- _DOCUMENT SECTION_:
════════

The plaintiff contends that the defendants violated Sections 10(b) and 20(a) of the Securities Exchange Act of 1934 and Rule 10b-5 thereunder. The plaintiff seeks damages on behalf of the class.
By my count, this latest lawsuit is the 12th SPAC-related securities lawsuit to be filed so far in 2021. Like many of the prior SPAC-related lawsuits, this new lawsuit names as defendants not only the post-merger operating company and certain of its executives, but it also includes as a defendant a former director and officer of the pre-merger SPAC. The complaint also quotes extensively from the pre-merger filings and other merger-related documents. In addition, like many of the prior SPAC-related securities suits, the lawsuit arises out of a SPAC’s merger with a private company with little or no revenue seeking to develop a new and undeveloped technology.
There is another important feature of this lawsuit that is similar to many of the prior SPAC-related suits – that is, the lawsuit was filed after the defendant company’s share price declined following a short-seller’s publication of a critical research report.
Of the 12 SPAC-related securities lawsuits filed in 2021, seven have been filed following publication of a short seller’s report. Indeed, including this latest lawsuit against PureCycle, three of the 2021 SPAC-related lawsuits have been filed following the publication of a report by Hindenburg Research. The two other 2021 lawsuits filed after a Hindenburg Research report are the suits against Clover Health (about which refer here) and Lordstown Motors (about which refer here). The SPAC-related lawsuit filed last September against Nikola Motors (refer here) also followed shortly after the publication of a Hindenburg Research report.
At a minimum, it is clear that the short sellers are watching the SPAC merger transactions closely, and are primed to try to attack low revenue companies with high hopes in unproven technologies.

════════

- _STORED DATA_:
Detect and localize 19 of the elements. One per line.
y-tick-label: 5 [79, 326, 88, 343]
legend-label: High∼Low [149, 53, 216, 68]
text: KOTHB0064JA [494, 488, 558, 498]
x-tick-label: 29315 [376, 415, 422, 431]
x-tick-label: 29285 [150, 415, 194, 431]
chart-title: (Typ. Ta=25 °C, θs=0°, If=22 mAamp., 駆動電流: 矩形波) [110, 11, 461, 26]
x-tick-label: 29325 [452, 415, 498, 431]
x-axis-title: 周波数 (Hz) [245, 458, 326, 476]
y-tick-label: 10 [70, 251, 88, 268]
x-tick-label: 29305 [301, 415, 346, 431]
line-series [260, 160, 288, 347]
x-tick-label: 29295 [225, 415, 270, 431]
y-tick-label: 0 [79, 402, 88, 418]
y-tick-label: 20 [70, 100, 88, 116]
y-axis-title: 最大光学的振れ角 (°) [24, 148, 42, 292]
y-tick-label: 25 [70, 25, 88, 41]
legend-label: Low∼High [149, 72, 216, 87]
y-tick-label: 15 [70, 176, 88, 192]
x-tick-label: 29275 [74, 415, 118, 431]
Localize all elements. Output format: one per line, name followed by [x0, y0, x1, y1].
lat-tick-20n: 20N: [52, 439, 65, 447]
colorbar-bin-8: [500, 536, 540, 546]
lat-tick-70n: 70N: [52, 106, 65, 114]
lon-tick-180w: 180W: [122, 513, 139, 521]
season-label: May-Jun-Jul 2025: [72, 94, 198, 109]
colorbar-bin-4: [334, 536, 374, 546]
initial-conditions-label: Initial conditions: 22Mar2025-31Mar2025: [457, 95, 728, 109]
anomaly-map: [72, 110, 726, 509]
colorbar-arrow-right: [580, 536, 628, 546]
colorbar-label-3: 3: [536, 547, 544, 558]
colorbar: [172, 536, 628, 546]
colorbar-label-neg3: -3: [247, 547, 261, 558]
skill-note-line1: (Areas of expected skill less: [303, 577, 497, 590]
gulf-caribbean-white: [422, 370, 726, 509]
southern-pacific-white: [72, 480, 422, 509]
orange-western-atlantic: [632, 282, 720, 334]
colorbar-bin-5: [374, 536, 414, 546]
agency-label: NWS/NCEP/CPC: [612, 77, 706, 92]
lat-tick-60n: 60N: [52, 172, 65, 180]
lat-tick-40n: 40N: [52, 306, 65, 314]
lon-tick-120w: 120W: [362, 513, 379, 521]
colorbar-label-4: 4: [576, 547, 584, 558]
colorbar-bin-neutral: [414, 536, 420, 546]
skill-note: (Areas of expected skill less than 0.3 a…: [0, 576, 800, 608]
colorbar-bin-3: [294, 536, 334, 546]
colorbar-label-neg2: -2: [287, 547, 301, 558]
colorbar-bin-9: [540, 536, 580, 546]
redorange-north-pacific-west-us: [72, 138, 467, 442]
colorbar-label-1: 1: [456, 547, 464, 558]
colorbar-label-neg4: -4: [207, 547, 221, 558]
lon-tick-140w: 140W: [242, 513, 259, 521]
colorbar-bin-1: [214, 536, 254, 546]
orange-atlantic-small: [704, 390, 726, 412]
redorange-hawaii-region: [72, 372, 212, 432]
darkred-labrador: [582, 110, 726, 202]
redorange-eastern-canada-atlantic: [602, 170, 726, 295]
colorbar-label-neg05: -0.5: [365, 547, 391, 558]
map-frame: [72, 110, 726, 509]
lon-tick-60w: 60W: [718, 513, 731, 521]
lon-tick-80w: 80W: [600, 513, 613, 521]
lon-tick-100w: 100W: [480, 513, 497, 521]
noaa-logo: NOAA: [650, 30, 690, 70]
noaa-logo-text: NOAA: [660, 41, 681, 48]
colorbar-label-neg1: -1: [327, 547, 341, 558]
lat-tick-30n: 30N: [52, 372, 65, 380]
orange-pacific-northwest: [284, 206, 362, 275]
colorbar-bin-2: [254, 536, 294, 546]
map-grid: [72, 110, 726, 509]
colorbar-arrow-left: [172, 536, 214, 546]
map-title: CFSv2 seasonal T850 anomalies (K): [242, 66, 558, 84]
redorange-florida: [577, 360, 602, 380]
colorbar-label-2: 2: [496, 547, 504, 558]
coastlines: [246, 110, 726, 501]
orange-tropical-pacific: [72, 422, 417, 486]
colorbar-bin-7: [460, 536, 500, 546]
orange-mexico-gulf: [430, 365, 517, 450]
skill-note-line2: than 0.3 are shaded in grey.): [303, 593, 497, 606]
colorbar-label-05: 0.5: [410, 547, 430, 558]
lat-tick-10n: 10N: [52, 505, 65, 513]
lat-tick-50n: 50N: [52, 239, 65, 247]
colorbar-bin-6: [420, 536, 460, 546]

════════

- _WHAT YOU WILL DO_:
**1.** Answer from the text on SPAC-related lawsuits:
(a) Which sections of the Securities Exchange Act of 1934 does the plaintiff say the defendants violated?
(b) Of the 12 SPAC-related securities lawsuits filed in 2021, how many came after a short seller's report was published?
(c) Besides the suit against PureCycle, which two 2021 lawsuits were filed after a Hindenburg Research report?
**2.** Continue the text on SPAC-related lawsuits from the point where it ends.
The material has nothing to do with the text on SPAC-related lawsuits.

- _NUMBERED ANSWERS_:
**1.**
(a) Sections 10(b) and 20(a)
(b) Seven
(c) The suits against Clover Health and Lordstown Motors

**2.**
Public companies complaining about short seller attacks is a long-standing tradition in the financial markets, but the reality is that short seller attention is part of the scrutiny that goes with being a public company. The current SPAC boom is a live, real-world experiment being conducted based on the premise that there are legions of private companies that are ready for the burdens, scrutiny, and responsibilities that go with a public listing. It is increasingly clear that one of the tests these newly public companies can expect is short seller scrutiny. The scrutiny is and will continue to be harsh. Some companies will withstand this scrutiny better than others.
For D&O underwriters thinking about the risks associated with SPAC merger transactions and the resulting post-merger company, the risk that the post-merger operating company could be subject to short seller scrutiny, and that a short seller attack could lead to a securities class action lawsuit, is part of the liability exposure that must be considered in the overall assessment of the post-merger company and its exposure profile. Yet another piece of an already challenging puzzle.